- **Task to complete**
Return the full material exactly.
● ● ● ●
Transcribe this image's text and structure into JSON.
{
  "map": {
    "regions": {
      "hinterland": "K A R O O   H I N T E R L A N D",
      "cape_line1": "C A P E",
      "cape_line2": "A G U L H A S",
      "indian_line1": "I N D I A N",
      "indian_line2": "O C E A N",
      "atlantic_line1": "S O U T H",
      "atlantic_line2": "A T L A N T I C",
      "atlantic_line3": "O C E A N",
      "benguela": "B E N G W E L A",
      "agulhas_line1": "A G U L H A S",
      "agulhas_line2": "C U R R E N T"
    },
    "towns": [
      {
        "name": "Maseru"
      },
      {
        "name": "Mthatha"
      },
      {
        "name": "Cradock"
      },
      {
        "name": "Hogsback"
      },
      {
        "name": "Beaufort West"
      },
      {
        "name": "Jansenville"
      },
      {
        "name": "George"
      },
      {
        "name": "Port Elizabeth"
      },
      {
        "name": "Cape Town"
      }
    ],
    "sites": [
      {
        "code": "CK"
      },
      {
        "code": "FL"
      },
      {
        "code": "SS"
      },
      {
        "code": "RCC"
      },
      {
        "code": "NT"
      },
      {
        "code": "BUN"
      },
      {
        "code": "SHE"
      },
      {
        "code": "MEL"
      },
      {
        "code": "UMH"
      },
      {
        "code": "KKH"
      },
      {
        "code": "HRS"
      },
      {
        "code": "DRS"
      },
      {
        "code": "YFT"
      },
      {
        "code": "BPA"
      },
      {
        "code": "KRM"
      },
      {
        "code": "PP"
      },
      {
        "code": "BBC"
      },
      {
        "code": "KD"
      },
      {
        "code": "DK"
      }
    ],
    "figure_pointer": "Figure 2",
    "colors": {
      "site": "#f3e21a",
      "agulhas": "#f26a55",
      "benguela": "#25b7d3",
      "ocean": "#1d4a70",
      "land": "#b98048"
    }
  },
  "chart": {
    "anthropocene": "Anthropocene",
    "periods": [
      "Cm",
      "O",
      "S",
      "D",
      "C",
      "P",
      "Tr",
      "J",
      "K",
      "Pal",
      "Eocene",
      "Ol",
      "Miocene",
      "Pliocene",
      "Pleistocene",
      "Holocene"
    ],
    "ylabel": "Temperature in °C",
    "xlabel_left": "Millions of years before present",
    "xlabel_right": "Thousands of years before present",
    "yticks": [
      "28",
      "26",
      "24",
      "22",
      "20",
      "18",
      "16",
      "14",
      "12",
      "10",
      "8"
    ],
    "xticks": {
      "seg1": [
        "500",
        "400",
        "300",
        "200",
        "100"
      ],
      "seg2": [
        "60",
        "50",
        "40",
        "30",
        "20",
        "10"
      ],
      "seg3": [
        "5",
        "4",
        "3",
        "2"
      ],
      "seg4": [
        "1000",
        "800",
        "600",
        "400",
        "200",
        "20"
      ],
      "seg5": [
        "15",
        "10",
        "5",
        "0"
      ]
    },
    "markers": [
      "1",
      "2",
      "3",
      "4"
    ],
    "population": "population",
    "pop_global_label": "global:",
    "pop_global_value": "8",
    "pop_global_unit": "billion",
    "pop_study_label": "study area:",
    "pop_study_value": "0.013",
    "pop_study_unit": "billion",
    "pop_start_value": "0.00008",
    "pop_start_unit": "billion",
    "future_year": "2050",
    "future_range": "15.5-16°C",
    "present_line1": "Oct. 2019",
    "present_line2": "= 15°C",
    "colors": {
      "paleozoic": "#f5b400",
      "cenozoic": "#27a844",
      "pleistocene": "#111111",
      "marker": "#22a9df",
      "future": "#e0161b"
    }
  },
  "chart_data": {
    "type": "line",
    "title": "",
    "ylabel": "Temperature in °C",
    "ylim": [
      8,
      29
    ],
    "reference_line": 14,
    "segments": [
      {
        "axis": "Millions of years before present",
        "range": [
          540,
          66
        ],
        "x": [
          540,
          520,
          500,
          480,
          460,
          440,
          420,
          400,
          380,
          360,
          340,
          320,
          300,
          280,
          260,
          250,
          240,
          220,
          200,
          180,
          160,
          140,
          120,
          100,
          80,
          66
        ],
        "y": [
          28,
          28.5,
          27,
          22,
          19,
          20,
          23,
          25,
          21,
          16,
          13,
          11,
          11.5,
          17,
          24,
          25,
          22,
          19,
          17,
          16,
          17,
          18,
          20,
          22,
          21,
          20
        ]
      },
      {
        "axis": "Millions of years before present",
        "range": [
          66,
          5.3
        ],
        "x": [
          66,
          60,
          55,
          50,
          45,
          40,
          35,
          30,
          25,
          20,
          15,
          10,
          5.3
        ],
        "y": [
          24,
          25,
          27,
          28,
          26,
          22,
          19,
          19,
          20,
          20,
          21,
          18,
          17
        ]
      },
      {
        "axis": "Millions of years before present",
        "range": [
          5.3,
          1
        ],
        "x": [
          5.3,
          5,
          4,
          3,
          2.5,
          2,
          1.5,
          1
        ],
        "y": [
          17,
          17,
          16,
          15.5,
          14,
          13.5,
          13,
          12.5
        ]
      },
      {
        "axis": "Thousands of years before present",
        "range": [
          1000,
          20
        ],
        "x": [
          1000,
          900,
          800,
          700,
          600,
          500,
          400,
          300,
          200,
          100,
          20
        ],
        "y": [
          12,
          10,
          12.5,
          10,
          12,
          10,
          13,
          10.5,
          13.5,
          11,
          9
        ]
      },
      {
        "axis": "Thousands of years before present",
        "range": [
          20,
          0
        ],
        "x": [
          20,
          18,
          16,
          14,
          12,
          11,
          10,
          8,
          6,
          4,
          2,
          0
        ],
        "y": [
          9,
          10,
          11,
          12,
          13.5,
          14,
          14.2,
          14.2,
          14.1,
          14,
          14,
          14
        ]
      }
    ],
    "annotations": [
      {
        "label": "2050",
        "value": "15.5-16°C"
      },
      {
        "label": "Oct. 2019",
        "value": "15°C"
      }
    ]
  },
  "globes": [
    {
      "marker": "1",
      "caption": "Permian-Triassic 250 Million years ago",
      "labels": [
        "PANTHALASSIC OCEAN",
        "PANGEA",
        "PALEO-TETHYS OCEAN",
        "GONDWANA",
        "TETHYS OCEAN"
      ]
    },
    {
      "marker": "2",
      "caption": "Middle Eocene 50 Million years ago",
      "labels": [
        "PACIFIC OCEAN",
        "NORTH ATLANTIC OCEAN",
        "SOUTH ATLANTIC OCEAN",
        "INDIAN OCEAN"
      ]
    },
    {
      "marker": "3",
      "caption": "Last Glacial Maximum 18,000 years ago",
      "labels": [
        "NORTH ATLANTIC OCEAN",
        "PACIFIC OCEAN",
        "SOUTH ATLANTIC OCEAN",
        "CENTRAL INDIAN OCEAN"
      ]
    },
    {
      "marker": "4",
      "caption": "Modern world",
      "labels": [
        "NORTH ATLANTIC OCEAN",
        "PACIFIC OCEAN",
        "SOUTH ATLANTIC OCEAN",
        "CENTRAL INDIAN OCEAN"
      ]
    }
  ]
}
● ● ● ●
- **Reply**
Transcribe this image's text and structure into JSON.
{
  "map": {
    "regions": {
      "hinterland": "K A R O O   H I N T E R L A N D",
      "cape_line1": "C A P E",
      "cape_line2": "A G U L H A S",
      "indian_line1": "I N D I A N",
      "indian_line2": "O C E A N",
      "atlantic_line1": "S O U T H",
      "atlantic_line2": "A T L A N T I C",
      "atlantic_line3": "O C E A N",
      "benguela": "B E N G W E L A",
      "agulhas_line1": "A G U L H A S",
      "agulhas_line2": "C U R R E N T"
    },
    "towns": [
      {
        "name": "Maseru"
      },
      {
        "name": "Mthatha"
      },
      {
        "name": "Cradock"
      },
      {
        "name": "Hogsback"
      },
      {
        "name": "Beaufort West"
      },
      {
        "name": "Jansenville"
      },
      {
        "name": "George"
      },
      {
        "name": "Port Elizabeth"
      },
      {
        "name": "Cape Town"
      }
    ],
    "sites": [
      {
        "code": "CK"
      },
      {
        "code": "FL"
      },
      {
        "code": "SS"
      },
      {
        "code": "RCC"
      },
      {
        "code": "NT"
      },
      {
        "code": "BUN"
      },
      {
        "code": "SHE"
      },
      {
        "code": "MEL"
      },
      {
        "code": "UMH"
      },
      {
        "code": "KKH"
      },
      {
        "code": "HRS"
      },
      {
        "code": "DRS"
      },
      {
        "code": "YFT"
      },
      {
        "code": "BPA"
      },
      {
        "code": "KRM"
      },
      {
        "code": "PP"
      },
      {
        "code": "BBC"
      },
      {
        "code": "KD"
      },
      {
        "code": "DK"
      }
    ],
    "figure_pointer": "Figure 2",
    "colors": {
      "site": "#f3e21a",
      "agulhas": "#f26a55",
      "benguela": "#25b7d3",
      "ocean": "#1d4a70",
      "land": "#b98048"
    }
  },
  "chart": {
    "anthropocene": "Anthropocene",
    "periods": [
      "Cm",
      "O",
      "S",
      "D",
      "C",
      "P",
      "Tr",
      "J",
      "K",
      "Pal",
      "Eocene",
      "Ol",
      "Miocene",
      "Pliocene",
      "Pleistocene",
      "Holocene"
    ],
    "ylabel": "Temperature in °C",
    "xlabel_left": "Millions of years before present",
    "xlabel_right": "Thousands of years before present",
    "yticks": [
      "28",
      "26",
      "24",
      "22",
      "20",
      "18",
      "16",
      "14",
      "12",
      "10",
      "8"
    ],
    "xticks": {
      "seg1": [
        "500",
        "400",
        "300",
        "200",
        "100"
      ],
      "seg2": [
        "60",
        "50",
        "40",
        "30",
        "20",
        "10"
      ],
      "seg3": [
        "5",
        "4",
        "3",
        "2"
      ],
      "seg4": [
        "1000",
        "800",
        "600",
        "400",
        "200",
        "20"
      ],
      "seg5": [
        "15",
        "10",
        "5",
        "0"
      ]
    },
    "markers": [
      "1",
      "2",
      "3",
      "4"
    ],
    "population": "population",
    "pop_global_label": "global:",
    "pop_global_value": "8",
    "pop_global_unit": "billion",
    "pop_study_label": "study area:",
    "pop_study_value": "0.013",
    "pop_study_unit": "billion",
    "pop_start_value": "0.00008",
    "pop_start_unit": "billion",
    "future_year": "2050",
    "future_range": "15.5-16°C",
    "present_line1": "Oct. 2019",
    "present_line2": "= 15°C",
    "colors": {
      "paleozoic": "#f5b400",
      "cenozoic": "#27a844",
      "pleistocene": "#111111",
      "marker": "#22a9df",
      "future": "#e0161b"
    }
  },
  "chart_data": {
    "type": "line",
    "title": "",
    "ylabel": "Temperature in °C",
    "ylim": [
      8,
      29
    ],
    "reference_line": 14,
    "segments": [
      {
        "axis": "Millions of years before present",
        "range": [
          540,
          66
        ],
        "x": [
          540,
          520,
          500,
          480,
          460,
          440,
          420,
          400,
          380,
          360,
          340,
          320,
          300,
          280,
          260,
          250,
          240,
          220,
          200,
          180,
          160,
          140,
          120,
          100,
          80,
          66
        ],
        "y": [
          28,
          28.5,
          27,
          22,
          19,
          20,
          23,
          25,
          21,
          16,
          13,
          11,
          11.5,
          17,
          24,
          25,
          22,
          19,
          17,
          16,
          17,
          18,
          20,
          22,
          21,
          20
        ]
      },
      {
        "axis": "Millions of years before present",
        "range": [
          66,
          5.3
        ],
        "x": [
          66,
          60,
          55,
          50,
          45,
          40,
          35,
          30,
          25,
          20,
          15,
          10,
          5.3
        ],
        "y": [
          24,
          25,
          27,
          28,
          26,
          22,
          19,
          19,
          20,
          20,
          21,
          18,
          17
        ]
      },
      {
        "axis": "Millions of years before present",
        "range": [
          5.3,
          1
        ],
        "x": [
          5.3,
          5,
          4,
          3,
          2.5,
          2,
          1.5,
          1
        ],
        "y": [
          17,
          17,
          16,
          15.5,
          14,
          13.5,
          13,
          12.5
        ]
      },
      {
        "axis": "Thousands of years before present",
        "range": [
          1000,
          20
        ],
        "x": [
          1000,
          900,
          800,
          700,
          600,
          500,
          400,
          300,
          200,
          100,
          20
        ],
        "y": [
          12,
          10,
          12.5,
          10,
          12,
          10,
          13,
          10.5,
          13.5,
          11,
          9
        ]
      },
      {
        "axis": "Thousands of years before present",
        "range": [
          20,
          0
        ],
        "x": [
          20,
          18,
          16,
          14,
          12,
          11,
          10,
          8,
          6,
          4,
          2,
          0
        ],
        "y": [
          9,
          10,
          11,
          12,
          13.5,
          14,
          14.2,
          14.2,
          14.1,
          14,
          14,
          14
        ]
      }
    ],
    "annotations": [
      {
        "label": "2050",
        "value": "15.5-16°C"
      },
      {
        "label": "Oct. 2019",
        "value": "15°C"
      }
    ]
  },
  "globes": [
    {
      "marker": "1",
      "caption": "Permian-Triassic 250 Million years ago",
      "labels": [
        "PANTHALASSIC OCEAN",
        "PANGEA",
        "PALEO-TETHYS OCEAN",
        "GONDWANA",
        "TETHYS OCEAN"
      ]
    },
    {
      "marker": "2",
      "caption": "Middle Eocene 50 Million years ago",
      "labels": [
        "PACIFIC OCEAN",
        "NORTH ATLANTIC OCEAN",
        "SOUTH ATLANTIC OCEAN",
        "INDIAN OCEAN"
      ]
    },
    {
      "marker": "3",
      "caption": "Last Glacial Maximum 18,000 years ago",
      "labels": [
        "NORTH ATLANTIC OCEAN",
        "PACIFIC OCEAN",
        "SOUTH ATLANTIC OCEAN",
        "CENTRAL INDIAN OCEAN"
      ]
    },
    {
      "marker": "4",
      "caption": "Modern world",
      "labels": [
        "NORTH ATLANTIC OCEAN",
        "PACIFIC OCEAN",
        "SOUTH ATLANTIC OCEAN",
        "CENTRAL INDIAN OCEAN"
      ]
    }
  ]
}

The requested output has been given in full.